§ **Direction**
Using the entries that follow, state how many lines contain the word "ylabel". The response is that number and nothing more.

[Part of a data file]
------------

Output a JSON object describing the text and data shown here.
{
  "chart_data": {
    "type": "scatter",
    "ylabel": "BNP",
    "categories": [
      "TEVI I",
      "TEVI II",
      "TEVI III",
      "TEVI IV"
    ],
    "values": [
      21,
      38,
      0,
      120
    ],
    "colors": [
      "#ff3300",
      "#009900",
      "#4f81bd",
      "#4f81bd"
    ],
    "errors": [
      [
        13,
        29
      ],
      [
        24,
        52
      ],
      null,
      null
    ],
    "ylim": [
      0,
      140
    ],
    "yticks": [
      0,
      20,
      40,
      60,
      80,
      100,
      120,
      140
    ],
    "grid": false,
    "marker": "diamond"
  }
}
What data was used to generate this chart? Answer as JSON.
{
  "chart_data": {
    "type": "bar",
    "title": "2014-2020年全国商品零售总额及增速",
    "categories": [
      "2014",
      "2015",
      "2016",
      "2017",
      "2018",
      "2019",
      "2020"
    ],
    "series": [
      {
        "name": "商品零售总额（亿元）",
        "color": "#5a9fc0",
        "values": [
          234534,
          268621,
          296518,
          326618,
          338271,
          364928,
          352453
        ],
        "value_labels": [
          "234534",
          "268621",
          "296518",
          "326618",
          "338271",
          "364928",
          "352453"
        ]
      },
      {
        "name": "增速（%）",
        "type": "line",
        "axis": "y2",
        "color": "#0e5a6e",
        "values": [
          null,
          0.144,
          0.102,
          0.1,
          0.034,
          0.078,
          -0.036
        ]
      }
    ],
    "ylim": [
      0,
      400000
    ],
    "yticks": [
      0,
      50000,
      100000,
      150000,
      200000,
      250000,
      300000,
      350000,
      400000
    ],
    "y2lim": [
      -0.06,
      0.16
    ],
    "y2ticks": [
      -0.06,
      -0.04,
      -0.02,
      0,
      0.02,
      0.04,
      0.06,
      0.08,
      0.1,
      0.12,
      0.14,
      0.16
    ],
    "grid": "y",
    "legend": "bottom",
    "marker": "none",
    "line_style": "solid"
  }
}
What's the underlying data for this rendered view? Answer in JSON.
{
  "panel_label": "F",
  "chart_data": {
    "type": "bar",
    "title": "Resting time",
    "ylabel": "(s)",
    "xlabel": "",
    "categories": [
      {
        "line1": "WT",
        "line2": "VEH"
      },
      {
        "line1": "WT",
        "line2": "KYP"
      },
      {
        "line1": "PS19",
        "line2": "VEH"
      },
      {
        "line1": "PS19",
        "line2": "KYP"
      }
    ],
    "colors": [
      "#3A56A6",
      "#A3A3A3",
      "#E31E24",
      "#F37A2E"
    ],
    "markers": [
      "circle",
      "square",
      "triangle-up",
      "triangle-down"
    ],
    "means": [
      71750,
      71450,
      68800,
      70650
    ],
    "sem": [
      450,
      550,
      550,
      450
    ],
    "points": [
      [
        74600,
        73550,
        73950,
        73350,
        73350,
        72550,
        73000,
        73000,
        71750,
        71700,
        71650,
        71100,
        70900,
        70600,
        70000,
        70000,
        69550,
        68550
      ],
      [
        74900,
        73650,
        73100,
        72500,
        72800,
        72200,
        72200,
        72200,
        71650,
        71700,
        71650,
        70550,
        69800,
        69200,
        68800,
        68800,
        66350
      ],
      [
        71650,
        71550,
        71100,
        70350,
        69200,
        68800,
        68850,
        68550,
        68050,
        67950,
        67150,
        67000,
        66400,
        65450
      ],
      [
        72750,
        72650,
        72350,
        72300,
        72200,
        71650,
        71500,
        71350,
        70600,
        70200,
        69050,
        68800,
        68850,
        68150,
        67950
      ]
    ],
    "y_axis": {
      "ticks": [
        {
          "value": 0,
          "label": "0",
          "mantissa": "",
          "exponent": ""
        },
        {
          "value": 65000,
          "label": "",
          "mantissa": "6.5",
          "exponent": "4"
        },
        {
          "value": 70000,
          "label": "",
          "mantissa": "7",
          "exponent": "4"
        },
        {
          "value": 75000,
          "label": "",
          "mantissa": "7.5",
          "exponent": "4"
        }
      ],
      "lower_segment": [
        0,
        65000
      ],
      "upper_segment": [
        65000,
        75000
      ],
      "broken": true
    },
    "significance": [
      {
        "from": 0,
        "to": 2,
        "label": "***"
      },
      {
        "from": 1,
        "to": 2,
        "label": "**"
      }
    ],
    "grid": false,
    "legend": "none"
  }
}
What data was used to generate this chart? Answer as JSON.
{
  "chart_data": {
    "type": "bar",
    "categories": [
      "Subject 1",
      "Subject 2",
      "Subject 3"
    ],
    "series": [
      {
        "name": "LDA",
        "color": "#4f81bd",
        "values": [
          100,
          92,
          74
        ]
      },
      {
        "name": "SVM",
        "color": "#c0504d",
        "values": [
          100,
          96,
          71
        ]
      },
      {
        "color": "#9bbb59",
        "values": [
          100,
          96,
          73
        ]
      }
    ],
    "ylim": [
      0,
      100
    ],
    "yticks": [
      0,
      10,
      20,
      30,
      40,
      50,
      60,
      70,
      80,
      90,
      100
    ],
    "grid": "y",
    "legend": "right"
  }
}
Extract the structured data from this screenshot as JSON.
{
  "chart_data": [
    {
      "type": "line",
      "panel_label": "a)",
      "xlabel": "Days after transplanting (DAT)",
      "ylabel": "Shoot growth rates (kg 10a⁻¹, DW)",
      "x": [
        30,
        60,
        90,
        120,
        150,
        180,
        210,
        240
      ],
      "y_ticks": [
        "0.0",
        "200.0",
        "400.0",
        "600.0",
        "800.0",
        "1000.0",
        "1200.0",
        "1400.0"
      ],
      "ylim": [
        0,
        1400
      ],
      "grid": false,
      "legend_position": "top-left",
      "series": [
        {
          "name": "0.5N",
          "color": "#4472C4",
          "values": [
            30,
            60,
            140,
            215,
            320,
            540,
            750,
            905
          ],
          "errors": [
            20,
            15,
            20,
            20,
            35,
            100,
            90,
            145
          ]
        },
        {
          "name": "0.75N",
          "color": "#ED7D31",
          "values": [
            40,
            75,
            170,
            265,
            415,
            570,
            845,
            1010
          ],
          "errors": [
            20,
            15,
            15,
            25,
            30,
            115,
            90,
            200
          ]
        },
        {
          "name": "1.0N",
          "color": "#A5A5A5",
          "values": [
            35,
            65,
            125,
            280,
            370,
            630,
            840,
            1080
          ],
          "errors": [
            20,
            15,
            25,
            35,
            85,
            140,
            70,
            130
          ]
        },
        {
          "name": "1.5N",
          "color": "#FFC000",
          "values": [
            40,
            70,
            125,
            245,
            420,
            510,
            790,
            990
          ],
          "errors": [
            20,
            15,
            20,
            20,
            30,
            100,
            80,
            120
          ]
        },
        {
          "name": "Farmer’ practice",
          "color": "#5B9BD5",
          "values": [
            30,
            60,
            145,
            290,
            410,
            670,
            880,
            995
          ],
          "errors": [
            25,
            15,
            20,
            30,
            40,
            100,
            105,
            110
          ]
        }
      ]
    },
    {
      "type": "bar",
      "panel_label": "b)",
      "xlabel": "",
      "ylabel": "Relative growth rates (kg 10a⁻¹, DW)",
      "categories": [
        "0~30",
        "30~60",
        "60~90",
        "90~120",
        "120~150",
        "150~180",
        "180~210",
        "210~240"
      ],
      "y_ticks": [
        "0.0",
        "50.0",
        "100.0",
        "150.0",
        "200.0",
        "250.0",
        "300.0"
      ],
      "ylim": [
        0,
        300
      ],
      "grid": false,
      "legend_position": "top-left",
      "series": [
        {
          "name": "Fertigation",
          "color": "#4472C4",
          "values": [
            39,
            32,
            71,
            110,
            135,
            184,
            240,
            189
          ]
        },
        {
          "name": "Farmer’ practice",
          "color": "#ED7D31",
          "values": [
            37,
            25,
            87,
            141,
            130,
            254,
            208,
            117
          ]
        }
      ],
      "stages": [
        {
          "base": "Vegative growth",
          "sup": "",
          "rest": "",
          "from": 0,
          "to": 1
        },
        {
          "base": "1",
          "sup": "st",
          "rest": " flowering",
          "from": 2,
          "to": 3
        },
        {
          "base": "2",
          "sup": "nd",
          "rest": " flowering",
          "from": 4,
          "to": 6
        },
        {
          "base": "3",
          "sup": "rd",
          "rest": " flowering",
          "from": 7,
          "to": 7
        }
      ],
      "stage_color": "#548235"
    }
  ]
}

------------

§ **Answer for this exercise**
4